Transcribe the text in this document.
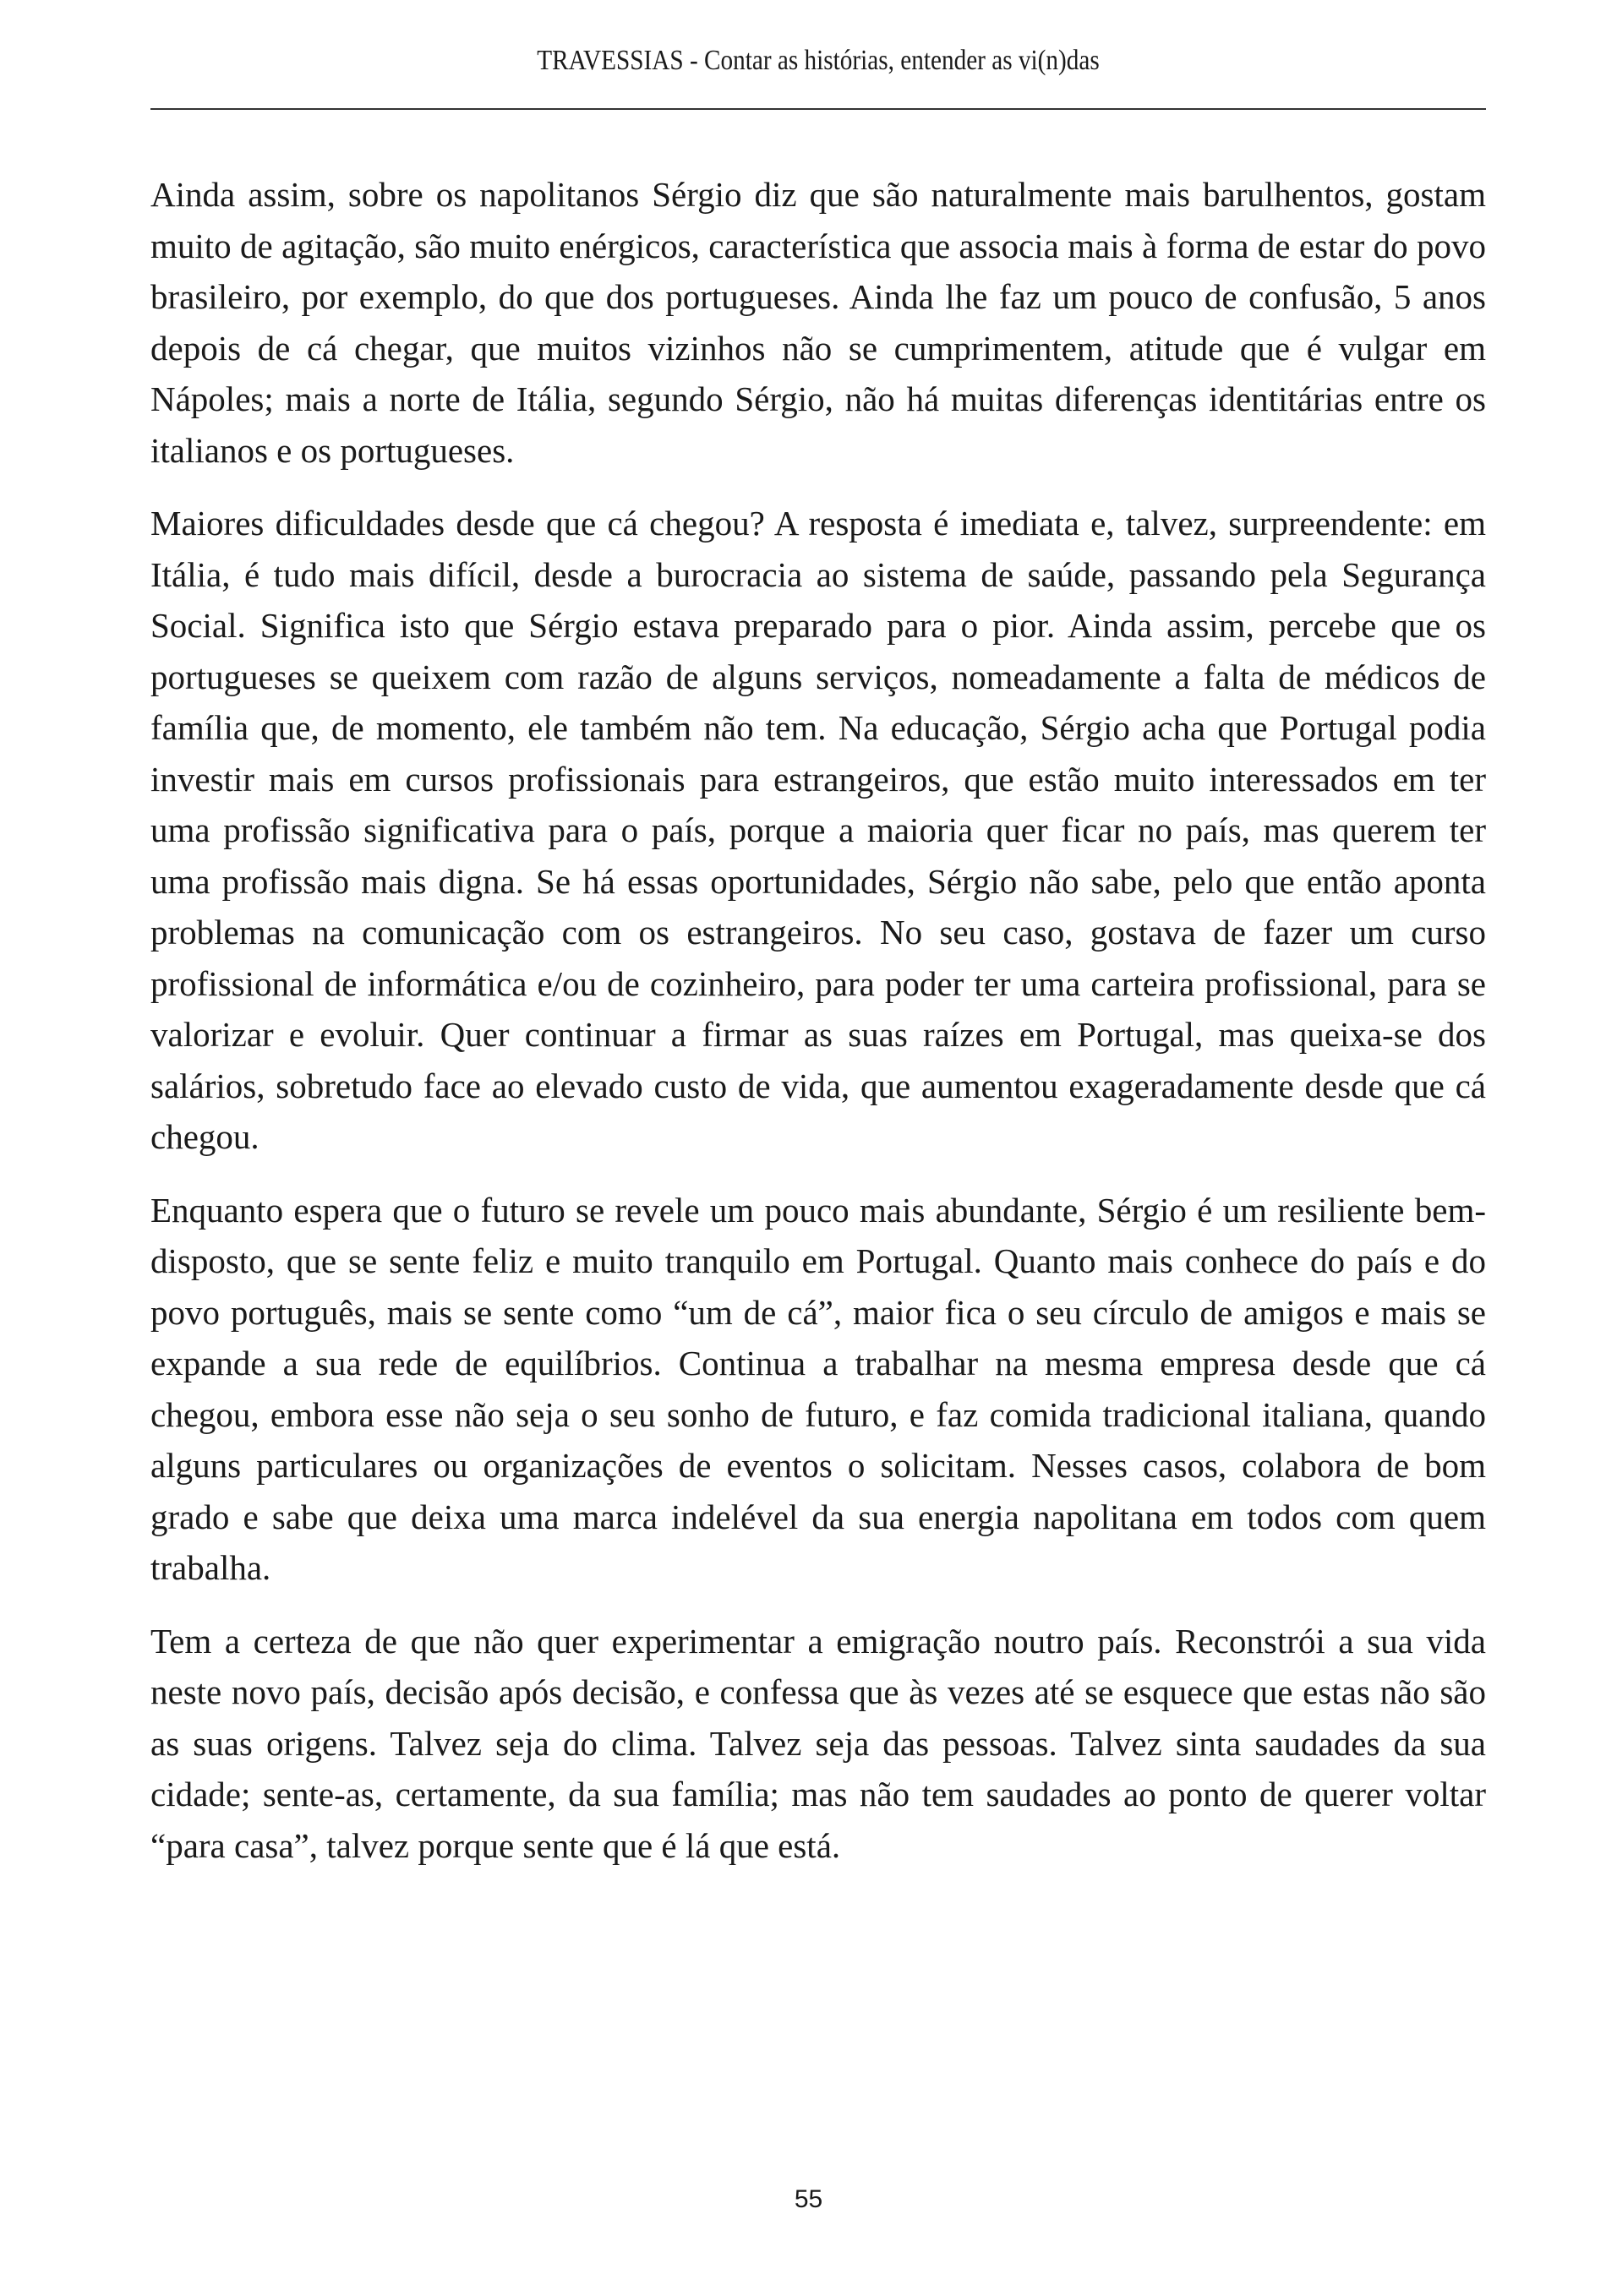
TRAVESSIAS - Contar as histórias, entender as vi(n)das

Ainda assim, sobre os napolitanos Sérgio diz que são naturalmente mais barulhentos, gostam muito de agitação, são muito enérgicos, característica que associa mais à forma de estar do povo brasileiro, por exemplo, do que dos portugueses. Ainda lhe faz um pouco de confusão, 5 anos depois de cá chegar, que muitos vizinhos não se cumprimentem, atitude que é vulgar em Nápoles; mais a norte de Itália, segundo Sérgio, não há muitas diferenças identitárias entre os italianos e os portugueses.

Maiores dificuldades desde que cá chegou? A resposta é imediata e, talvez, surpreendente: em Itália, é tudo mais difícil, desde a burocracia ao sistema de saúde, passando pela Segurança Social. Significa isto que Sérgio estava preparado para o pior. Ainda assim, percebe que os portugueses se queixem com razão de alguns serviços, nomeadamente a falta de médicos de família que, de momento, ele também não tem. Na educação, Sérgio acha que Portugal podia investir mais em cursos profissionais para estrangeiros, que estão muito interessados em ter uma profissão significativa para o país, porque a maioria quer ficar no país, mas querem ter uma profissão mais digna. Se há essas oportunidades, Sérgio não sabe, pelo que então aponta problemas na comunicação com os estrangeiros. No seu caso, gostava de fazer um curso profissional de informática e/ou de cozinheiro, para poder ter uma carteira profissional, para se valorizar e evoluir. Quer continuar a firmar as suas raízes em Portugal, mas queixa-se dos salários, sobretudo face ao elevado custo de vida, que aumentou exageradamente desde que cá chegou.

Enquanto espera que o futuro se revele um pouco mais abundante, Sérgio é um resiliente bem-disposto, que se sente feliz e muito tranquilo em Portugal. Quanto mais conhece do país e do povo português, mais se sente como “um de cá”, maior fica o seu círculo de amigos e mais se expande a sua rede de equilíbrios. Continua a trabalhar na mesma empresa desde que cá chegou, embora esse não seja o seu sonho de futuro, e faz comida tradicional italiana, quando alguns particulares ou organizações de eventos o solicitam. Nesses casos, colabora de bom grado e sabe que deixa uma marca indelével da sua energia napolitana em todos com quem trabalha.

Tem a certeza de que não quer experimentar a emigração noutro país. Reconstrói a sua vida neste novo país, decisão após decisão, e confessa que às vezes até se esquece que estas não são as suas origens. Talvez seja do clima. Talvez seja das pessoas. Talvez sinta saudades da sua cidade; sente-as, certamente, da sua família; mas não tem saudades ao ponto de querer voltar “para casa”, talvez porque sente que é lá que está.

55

****************

__Exercise details__. Write out each entry exactly as given, but skip the pictures.

__Result of this exercise__.
Transcribe the text in this document.
TRAVESSIAS - Contar as histórias, entender as vi(n)das

Ainda assim, sobre os napolitanos Sérgio diz que são naturalmente mais barulhentos, gostam muito de agitação, são muito enérgicos, característica que associa mais à forma de estar do povo brasileiro, por exemplo, do que dos portugueses. Ainda lhe faz um pouco de confusão, 5 anos depois de cá chegar, que muitos vizinhos não se cumprimentem, atitude que é vulgar em Nápoles; mais a norte de Itália, segundo Sérgio, não há muitas diferenças identitárias entre os italianos e os portugueses.

Maiores dificuldades desde que cá chegou? A resposta é imediata e, talvez, surpreendente: em Itália, é tudo mais difícil, desde a burocracia ao sistema de saúde, passando pela Segurança Social. Significa isto que Sérgio estava preparado para o pior. Ainda assim, percebe que os portugueses se queixem com razão de alguns serviços, nomeadamente a falta de médicos de família que, de momento, ele também não tem. Na educação, Sérgio acha que Portugal podia investir mais em cursos profissionais para estrangeiros, que estão muito interessados em ter uma profissão significativa para o país, porque a maioria quer ficar no país, mas querem ter uma profissão mais digna. Se há essas oportunidades, Sérgio não sabe, pelo que então aponta problemas na comunicação com os estrangeiros. No seu caso, gostava de fazer um curso profissional de informática e/ou de cozinheiro, para poder ter uma carteira profissional, para se valorizar e evoluir. Quer continuar a firmar as suas raízes em Portugal, mas queixa-se dos salários, sobretudo face ao elevado custo de vida, que aumentou exageradamente desde que cá chegou.

Enquanto espera que o futuro se revele um pouco mais abundante, Sérgio é um resiliente bem-disposto, que se sente feliz e muito tranquilo em Portugal. Quanto mais conhece do país e do povo português, mais se sente como “um de cá”, maior fica o seu círculo de amigos e mais se expande a sua rede de equilíbrios. Continua a trabalhar na mesma empresa desde que cá chegou, embora esse não seja o seu sonho de futuro, e faz comida tradicional italiana, quando alguns particulares ou organizações de eventos o solicitam. Nesses casos, colabora de bom grado e sabe que deixa uma marca indelével da sua energia napolitana em todos com quem trabalha.

Tem a certeza de que não quer experimentar a emigração noutro país. Reconstrói a sua vida neste novo país, decisão após decisão, e confessa que às vezes até se esquece que estas não são as suas origens. Talvez seja do clima. Talvez seja das pessoas. Talvez sinta saudades da sua cidade; sente-as, certamente, da sua família; mas não tem saudades ao ponto de querer voltar “para casa”, talvez porque sente que é lá que está.

55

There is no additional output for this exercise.